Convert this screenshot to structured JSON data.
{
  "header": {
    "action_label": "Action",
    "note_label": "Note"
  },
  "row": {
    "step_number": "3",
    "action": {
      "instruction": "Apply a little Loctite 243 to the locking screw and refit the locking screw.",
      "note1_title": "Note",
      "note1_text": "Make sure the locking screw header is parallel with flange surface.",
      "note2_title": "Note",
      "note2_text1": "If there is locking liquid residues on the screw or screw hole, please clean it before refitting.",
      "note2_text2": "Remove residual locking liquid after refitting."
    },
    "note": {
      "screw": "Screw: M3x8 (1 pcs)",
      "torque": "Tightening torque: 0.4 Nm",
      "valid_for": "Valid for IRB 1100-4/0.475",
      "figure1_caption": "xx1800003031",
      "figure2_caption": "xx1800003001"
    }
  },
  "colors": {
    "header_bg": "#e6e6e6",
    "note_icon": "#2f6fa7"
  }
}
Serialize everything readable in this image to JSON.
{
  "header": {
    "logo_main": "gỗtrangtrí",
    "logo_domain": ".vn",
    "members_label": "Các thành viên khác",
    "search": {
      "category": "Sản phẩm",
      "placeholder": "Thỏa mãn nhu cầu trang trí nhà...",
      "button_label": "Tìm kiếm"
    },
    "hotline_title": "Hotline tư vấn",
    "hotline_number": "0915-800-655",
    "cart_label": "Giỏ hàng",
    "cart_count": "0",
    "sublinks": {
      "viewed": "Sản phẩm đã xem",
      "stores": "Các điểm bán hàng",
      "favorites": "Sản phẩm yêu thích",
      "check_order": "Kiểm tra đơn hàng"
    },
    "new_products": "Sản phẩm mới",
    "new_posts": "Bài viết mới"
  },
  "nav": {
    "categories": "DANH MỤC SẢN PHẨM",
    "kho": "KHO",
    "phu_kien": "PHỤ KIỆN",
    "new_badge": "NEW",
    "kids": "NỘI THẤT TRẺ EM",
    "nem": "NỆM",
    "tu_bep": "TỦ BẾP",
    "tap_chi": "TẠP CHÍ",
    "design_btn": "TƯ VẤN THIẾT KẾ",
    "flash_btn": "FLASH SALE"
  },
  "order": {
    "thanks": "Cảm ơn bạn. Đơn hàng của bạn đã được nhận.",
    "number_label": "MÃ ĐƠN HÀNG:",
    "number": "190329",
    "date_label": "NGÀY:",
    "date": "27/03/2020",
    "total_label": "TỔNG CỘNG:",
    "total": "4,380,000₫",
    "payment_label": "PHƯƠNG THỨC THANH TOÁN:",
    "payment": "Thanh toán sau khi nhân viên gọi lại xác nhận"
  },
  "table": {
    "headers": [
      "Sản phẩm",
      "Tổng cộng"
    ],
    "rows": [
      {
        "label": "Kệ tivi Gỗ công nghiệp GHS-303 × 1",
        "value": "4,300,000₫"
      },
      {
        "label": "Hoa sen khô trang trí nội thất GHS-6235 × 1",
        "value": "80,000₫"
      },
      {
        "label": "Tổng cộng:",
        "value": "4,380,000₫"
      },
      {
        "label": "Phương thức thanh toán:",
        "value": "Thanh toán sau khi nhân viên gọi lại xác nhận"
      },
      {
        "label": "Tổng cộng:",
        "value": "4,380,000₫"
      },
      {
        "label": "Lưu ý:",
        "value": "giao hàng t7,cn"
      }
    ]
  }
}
########################################
_Goal of the exercise_
Print the material verbatim, all of it.

_Answer to the problem_
Convert this screenshot to structured JSON data.
{
  "header": {
    "action_label": "Action",
    "note_label": "Note"
  },
  "row": {
    "step_number": "3",
    "action": {
      "instruction": "Apply a little Loctite 243 to the locking screw and refit the locking screw.",
      "note1_title": "Note",
      "note1_text": "Make sure the locking screw header is parallel with flange surface.",
      "note2_title": "Note",
      "note2_text1": "If there is locking liquid residues on the screw or screw hole, please clean it before refitting.",
      "note2_text2": "Remove residual locking liquid after refitting."
    },
    "note": {
      "screw": "Screw: M3x8 (1 pcs)",
      "torque": "Tightening torque: 0.4 Nm",
      "valid_for": "Valid for IRB 1100-4/0.475",
      "figure1_caption": "xx1800003031",
      "figure2_caption": "xx1800003001"
    }
  },
  "colors": {
    "header_bg": "#e6e6e6",
    "note_icon": "#2f6fa7"
  }
}
Serialize everything readable in this image to JSON.
{
  "header": {
    "logo_main": "gỗtrangtrí",
    "logo_domain": ".vn",
    "members_label": "Các thành viên khác",
    "search": {
      "category": "Sản phẩm",
      "placeholder": "Thỏa mãn nhu cầu trang trí nhà...",
      "button_label": "Tìm kiếm"
    },
    "hotline_title": "Hotline tư vấn",
    "hotline_number": "0915-800-655",
    "cart_label": "Giỏ hàng",
    "cart_count": "0",
    "sublinks": {
      "viewed": "Sản phẩm đã xem",
      "stores": "Các điểm bán hàng",
      "favorites": "Sản phẩm yêu thích",
      "check_order": "Kiểm tra đơn hàng"
    },
    "new_products": "Sản phẩm mới",
    "new_posts": "Bài viết mới"
  },
  "nav": {
    "categories": "DANH MỤC SẢN PHẨM",
    "kho": "KHO",
    "phu_kien": "PHỤ KIỆN",
    "new_badge": "NEW",
    "kids": "NỘI THẤT TRẺ EM",
    "nem": "NỆM",
    "tu_bep": "TỦ BẾP",
    "tap_chi": "TẠP CHÍ",
    "design_btn": "TƯ VẤN THIẾT KẾ",
    "flash_btn": "FLASH SALE"
  },
  "order": {
    "thanks": "Cảm ơn bạn. Đơn hàng của bạn đã được nhận.",
    "number_label": "MÃ ĐƠN HÀNG:",
    "number": "190329",
    "date_label": "NGÀY:",
    "date": "27/03/2020",
    "total_label": "TỔNG CỘNG:",
    "total": "4,380,000₫",
    "payment_label": "PHƯƠNG THỨC THANH TOÁN:",
    "payment": "Thanh toán sau khi nhân viên gọi lại xác nhận"
  },
  "table": {
    "headers": [
      "Sản phẩm",
      "Tổng cộng"
    ],
    "rows": [
      {
        "label": "Kệ tivi Gỗ công nghiệp GHS-303 × 1",
        "value": "4,300,000₫"
      },
      {
        "label": "Hoa sen khô trang trí nội thất GHS-6235 × 1",
        "value": "80,000₫"
      },
      {
        "label": "Tổng cộng:",
        "value": "4,380,000₫"
      },
      {
        "label": "Phương thức thanh toán:",
        "value": "Thanh toán sau khi nhân viên gọi lại xác nhận"
      },
      {
        "label": "Tổng cộng:",
        "value": "4,380,000₫"
      },
      {
        "label": "Lưu ý:",
        "value": "giao hàng t7,cn"
      }
    ]
  }
}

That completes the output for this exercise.